THE EXERCISE: Locate the lines where "this" occurs and copy them as they stand.

GIVEN RECORDS:
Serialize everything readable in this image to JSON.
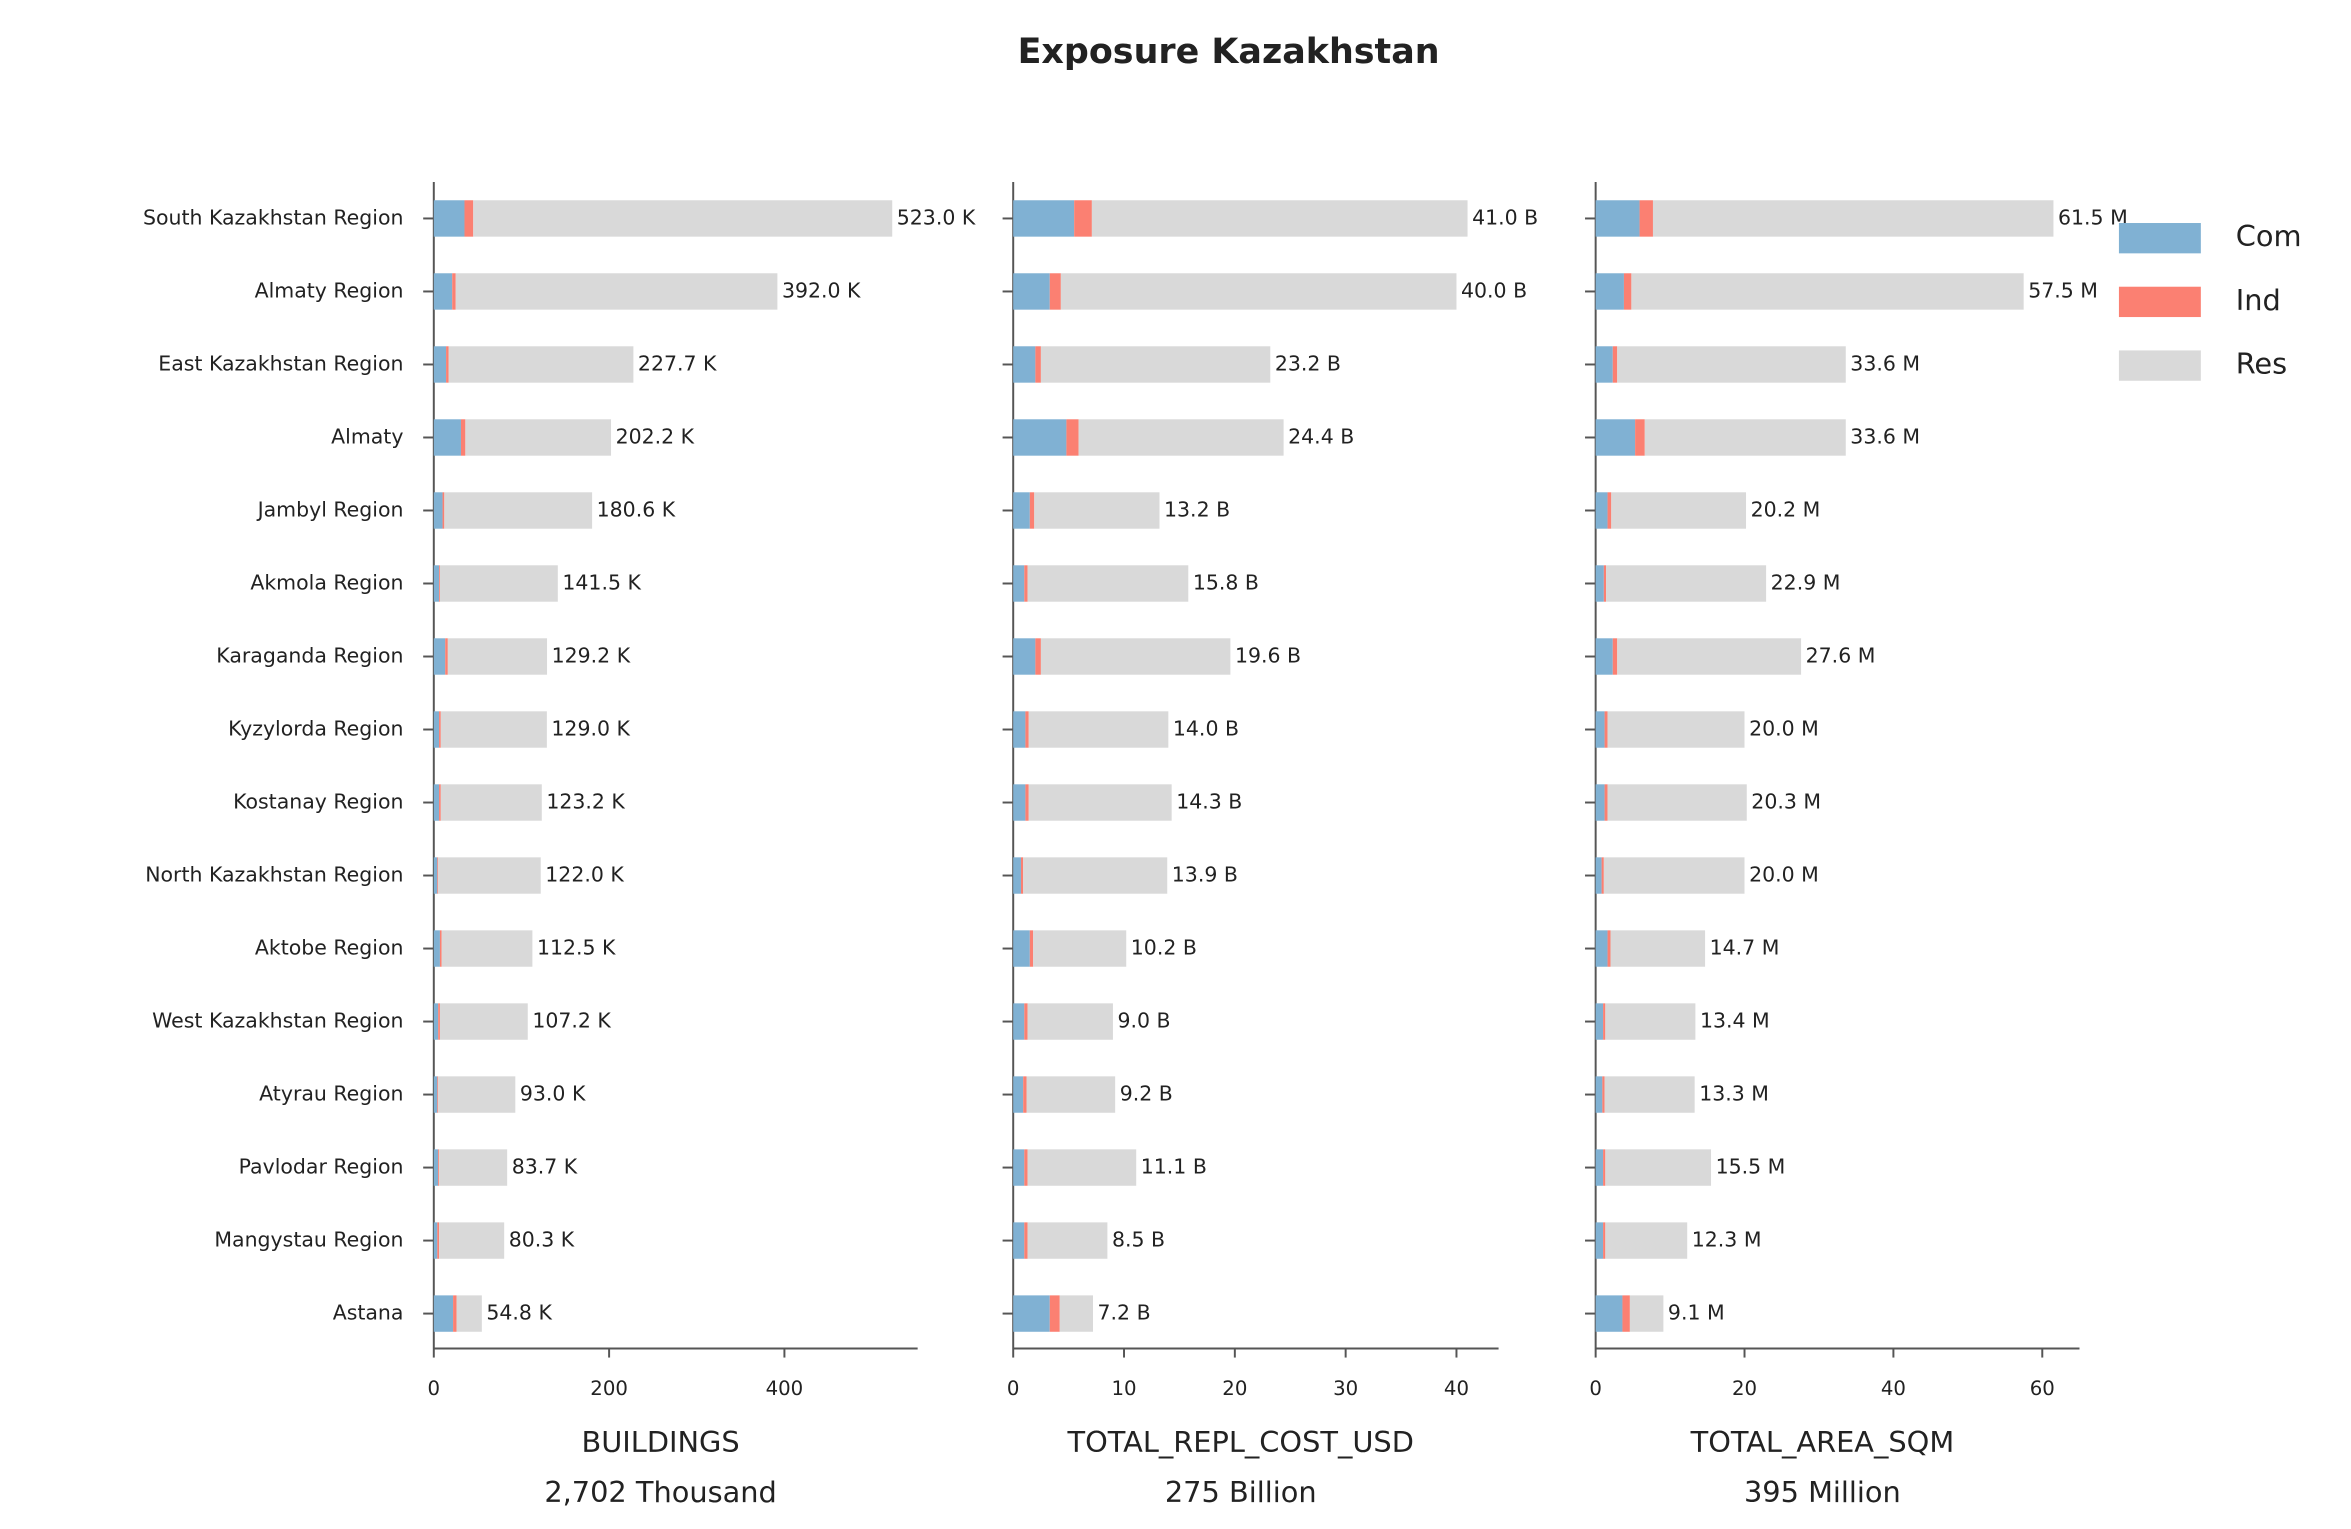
{
  "title": "Exposure Kazakhstan",
  "chart_data": [
    {
      "type": "bar",
      "orientation": "horizontal",
      "stacked": true,
      "categories": [
        "South Kazakhstan Region",
        "Almaty Region",
        "East Kazakhstan Region",
        "Almaty",
        "Jambyl Region",
        "Akmola Region",
        "Karaganda Region",
        "Kyzylorda Region",
        "Kostanay Region",
        "North Kazakhstan Region",
        "Aktobe Region",
        "West Kazakhstan Region",
        "Atyrau Region",
        "Pavlodar Region",
        "Mangystau Region",
        "Astana"
      ],
      "xlabel": [
        "BUILDINGS",
        "2,702 Thousand"
      ],
      "xlim": [
        0,
        552
      ],
      "xticks": [
        0,
        200,
        400
      ],
      "series": [
        {
          "name": "Com",
          "color": "#80b1d3",
          "values": [
            35,
            21,
            14,
            31,
            10,
            6,
            13,
            6,
            6,
            4,
            7,
            5,
            4,
            5,
            4,
            22
          ]
        },
        {
          "name": "Ind",
          "color": "#fb8072",
          "values": [
            10,
            4,
            3,
            5,
            2,
            1,
            3,
            2,
            2,
            1,
            2,
            2,
            1,
            1,
            2,
            4
          ]
        },
        {
          "name": "Res",
          "color": "#d9d9d9",
          "values": [
            478,
            367,
            210.7,
            166.2,
            168.6,
            134.5,
            113.2,
            121.0,
            115.2,
            117.0,
            103.5,
            100.2,
            88.0,
            77.7,
            74.3,
            28.8
          ]
        }
      ],
      "totals": {
        "values": [
          523.0,
          392.0,
          227.7,
          202.2,
          180.6,
          141.5,
          129.2,
          129.0,
          123.2,
          122.0,
          112.5,
          107.2,
          93.0,
          83.7,
          80.3,
          54.8
        ],
        "value_labels": [
          "523.0 K",
          "392.0 K",
          "227.7 K",
          "202.2 K",
          "180.6 K",
          "141.5 K",
          "129.2 K",
          "129.0 K",
          "123.2 K",
          "122.0 K",
          "112.5 K",
          "107.2 K",
          "93.0 K",
          "83.7 K",
          "80.3 K",
          "54.8 K"
        ]
      }
    },
    {
      "type": "bar",
      "orientation": "horizontal",
      "stacked": true,
      "xlabel": [
        "TOTAL_REPL_COST_USD",
        "275 Billion"
      ],
      "xlim": [
        0,
        43.8
      ],
      "xticks": [
        0,
        10,
        20,
        30,
        40
      ],
      "series": [
        {
          "color": "#80b1d3",
          "values": [
            5.5,
            3.3,
            2.0,
            4.8,
            1.5,
            1.0,
            2.0,
            1.1,
            1.1,
            0.7,
            1.5,
            1.0,
            0.9,
            1.0,
            1.0,
            3.3
          ]
        },
        {
          "color": "#fb8072",
          "values": [
            1.6,
            1.0,
            0.5,
            1.1,
            0.4,
            0.3,
            0.5,
            0.3,
            0.3,
            0.2,
            0.3,
            0.3,
            0.3,
            0.3,
            0.3,
            0.9
          ]
        },
        {
          "color": "#d9d9d9",
          "values": [
            33.9,
            35.7,
            20.7,
            18.5,
            11.3,
            14.5,
            17.1,
            12.6,
            12.9,
            13.0,
            8.4,
            7.7,
            8.0,
            9.8,
            7.2,
            3.0
          ]
        }
      ],
      "totals": {
        "values": [
          41.0,
          40.0,
          23.2,
          24.4,
          13.2,
          15.8,
          19.6,
          14.0,
          14.3,
          13.9,
          10.2,
          9.0,
          9.2,
          11.1,
          8.5,
          7.2
        ],
        "value_labels": [
          "41.0 B",
          "40.0 B",
          "23.2 B",
          "24.4 B",
          "13.2 B",
          "15.8 B",
          "19.6 B",
          "14.0 B",
          "14.3 B",
          "13.9 B",
          "10.2 B",
          "9.0 B",
          "9.2 B",
          "11.1 B",
          "8.5 B",
          "7.2 B"
        ]
      }
    },
    {
      "type": "bar",
      "orientation": "horizontal",
      "stacked": true,
      "xlabel": [
        "TOTAL_AREA_SQM",
        "395 Million"
      ],
      "xlim": [
        0,
        65
      ],
      "xticks": [
        0,
        20,
        40,
        60
      ],
      "series": [
        {
          "color": "#80b1d3",
          "values": [
            5.9,
            3.8,
            2.3,
            5.3,
            1.6,
            1.1,
            2.3,
            1.2,
            1.2,
            0.8,
            1.6,
            1.0,
            0.9,
            1.0,
            1.0,
            3.6
          ]
        },
        {
          "color": "#fb8072",
          "values": [
            1.8,
            1.0,
            0.6,
            1.3,
            0.5,
            0.3,
            0.6,
            0.4,
            0.4,
            0.3,
            0.4,
            0.3,
            0.3,
            0.3,
            0.3,
            1.0
          ]
        },
        {
          "color": "#d9d9d9",
          "values": [
            53.8,
            52.7,
            30.7,
            27.0,
            18.1,
            21.5,
            24.7,
            18.4,
            18.7,
            18.9,
            12.7,
            12.1,
            12.1,
            14.2,
            11.0,
            4.5
          ]
        }
      ],
      "totals": {
        "values": [
          61.5,
          57.5,
          33.6,
          33.6,
          20.2,
          22.9,
          27.6,
          20.0,
          20.3,
          20.0,
          14.7,
          13.4,
          13.3,
          15.5,
          12.3,
          9.1
        ],
        "value_labels": [
          "61.5 M",
          "57.5 M",
          "33.6 M",
          "33.6 M",
          "20.2 M",
          "22.9 M",
          "27.6 M",
          "20.0 M",
          "20.3 M",
          "20.0 M",
          "14.7 M",
          "13.4 M",
          "13.3 M",
          "15.5 M",
          "12.3 M",
          "9.1 M"
        ]
      }
    }
  ]
}
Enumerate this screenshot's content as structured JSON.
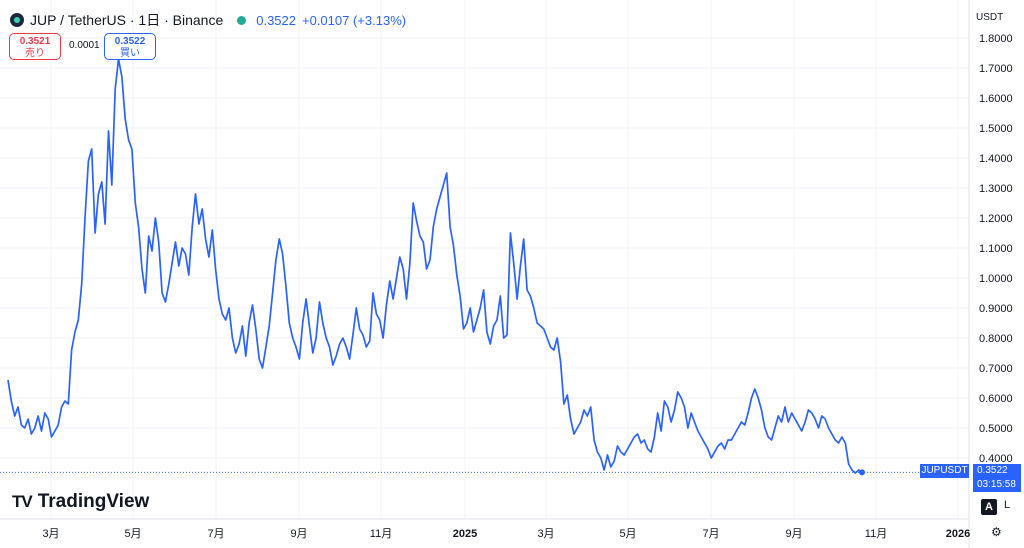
{
  "header": {
    "symbol_title": "JUP / TetherUS · 1日 · Binance",
    "price": "0.3522",
    "change": "+0.0107 (+3.13%)"
  },
  "quote": {
    "sell_price": "0.3521",
    "sell_label": "売り",
    "buy_price": "0.3522",
    "buy_label": "買い",
    "spread": "0.0001"
  },
  "price_axis_unit": "USDT",
  "last_price": {
    "symbol": "JUPUSDT",
    "price": "0.3522",
    "countdown": "03:15:58"
  },
  "branding": {
    "mark": "TV",
    "name": "TradingView"
  },
  "controls": {
    "auto_label": "A",
    "log_label": "L",
    "settings_icon": "gear-icon"
  },
  "colors": {
    "line": "#2962ff",
    "grid": "#f0f3fa",
    "axis_text": "#131722",
    "price_tag": "#2962ff"
  },
  "chart_data": {
    "type": "line",
    "series": [
      {
        "values": [
          0.66,
          0.59,
          0.54,
          0.57,
          0.51,
          0.5,
          0.53,
          0.48,
          0.5,
          0.54,
          0.49,
          0.55,
          0.53,
          0.47,
          0.49,
          0.51,
          0.57,
          0.59,
          0.58,
          0.76,
          0.82,
          0.86,
          0.98,
          1.2,
          1.39,
          1.43,
          1.15,
          1.28,
          1.32,
          1.18,
          1.49,
          1.31,
          1.63,
          1.73,
          1.67,
          1.53,
          1.46,
          1.43,
          1.25,
          1.17,
          1.03,
          0.95,
          1.14,
          1.09,
          1.2,
          1.12,
          0.95,
          0.92,
          0.98,
          1.05,
          1.12,
          1.04,
          1.1,
          1.08,
          1.01,
          1.17,
          1.28,
          1.18,
          1.23,
          1.13,
          1.07,
          1.16,
          1.03,
          0.93,
          0.88,
          0.86,
          0.9,
          0.8,
          0.75,
          0.78,
          0.84,
          0.74,
          0.85,
          0.91,
          0.83,
          0.73,
          0.7,
          0.77,
          0.84,
          0.95,
          1.06,
          1.13,
          1.08,
          0.97,
          0.85,
          0.8,
          0.77,
          0.73,
          0.85,
          0.93,
          0.84,
          0.75,
          0.8,
          0.92,
          0.85,
          0.8,
          0.77,
          0.71,
          0.74,
          0.78,
          0.8,
          0.77,
          0.73,
          0.81,
          0.9,
          0.83,
          0.81,
          0.77,
          0.79,
          0.95,
          0.88,
          0.86,
          0.8,
          0.91,
          0.99,
          0.93,
          1.0,
          1.07,
          1.03,
          0.93,
          1.05,
          1.25,
          1.19,
          1.14,
          1.12,
          1.03,
          1.06,
          1.17,
          1.23,
          1.27,
          1.31,
          1.35,
          1.17,
          1.11,
          1.01,
          0.94,
          0.83,
          0.85,
          0.9,
          0.82,
          0.86,
          0.9,
          0.96,
          0.82,
          0.78,
          0.84,
          0.86,
          0.94,
          0.8,
          0.81,
          1.15,
          1.05,
          0.93,
          1.04,
          1.13,
          0.96,
          0.94,
          0.9,
          0.85,
          0.84,
          0.83,
          0.8,
          0.77,
          0.76,
          0.8,
          0.72,
          0.58,
          0.61,
          0.53,
          0.48,
          0.5,
          0.52,
          0.56,
          0.54,
          0.57,
          0.46,
          0.42,
          0.4,
          0.36,
          0.41,
          0.37,
          0.39,
          0.44,
          0.42,
          0.41,
          0.43,
          0.45,
          0.47,
          0.48,
          0.45,
          0.46,
          0.43,
          0.42,
          0.47,
          0.55,
          0.49,
          0.59,
          0.57,
          0.52,
          0.56,
          0.62,
          0.6,
          0.57,
          0.5,
          0.55,
          0.52,
          0.49,
          0.47,
          0.45,
          0.43,
          0.4,
          0.42,
          0.44,
          0.45,
          0.43,
          0.46,
          0.46,
          0.48,
          0.5,
          0.52,
          0.51,
          0.55,
          0.6,
          0.63,
          0.6,
          0.56,
          0.5,
          0.47,
          0.46,
          0.5,
          0.54,
          0.52,
          0.57,
          0.52,
          0.55,
          0.53,
          0.51,
          0.49,
          0.52,
          0.56,
          0.55,
          0.53,
          0.5,
          0.54,
          0.53,
          0.5,
          0.48,
          0.46,
          0.45,
          0.47,
          0.45,
          0.38,
          0.36,
          0.35,
          0.36,
          0.35
        ]
      }
    ],
    "x_ticks": [
      "3月",
      "5月",
      "7月",
      "9月",
      "11月",
      "2025",
      "3月",
      "5月",
      "7月",
      "9月",
      "11月",
      "2026"
    ],
    "y_ticks": [
      "1.8000",
      "1.7000",
      "1.6000",
      "1.5000",
      "1.4000",
      "1.3000",
      "1.2000",
      "1.1000",
      "1.0000",
      "0.9000",
      "0.8000",
      "0.7000",
      "0.6000",
      "0.5000",
      "0.4000"
    ],
    "ylim": [
      0.32,
      1.82
    ],
    "last_value": 0.3522,
    "grid": true
  }
}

FINAL RESULT:
Serialize everything readable in this image to JSON.
Enumerate this screenshot's content as structured JSON.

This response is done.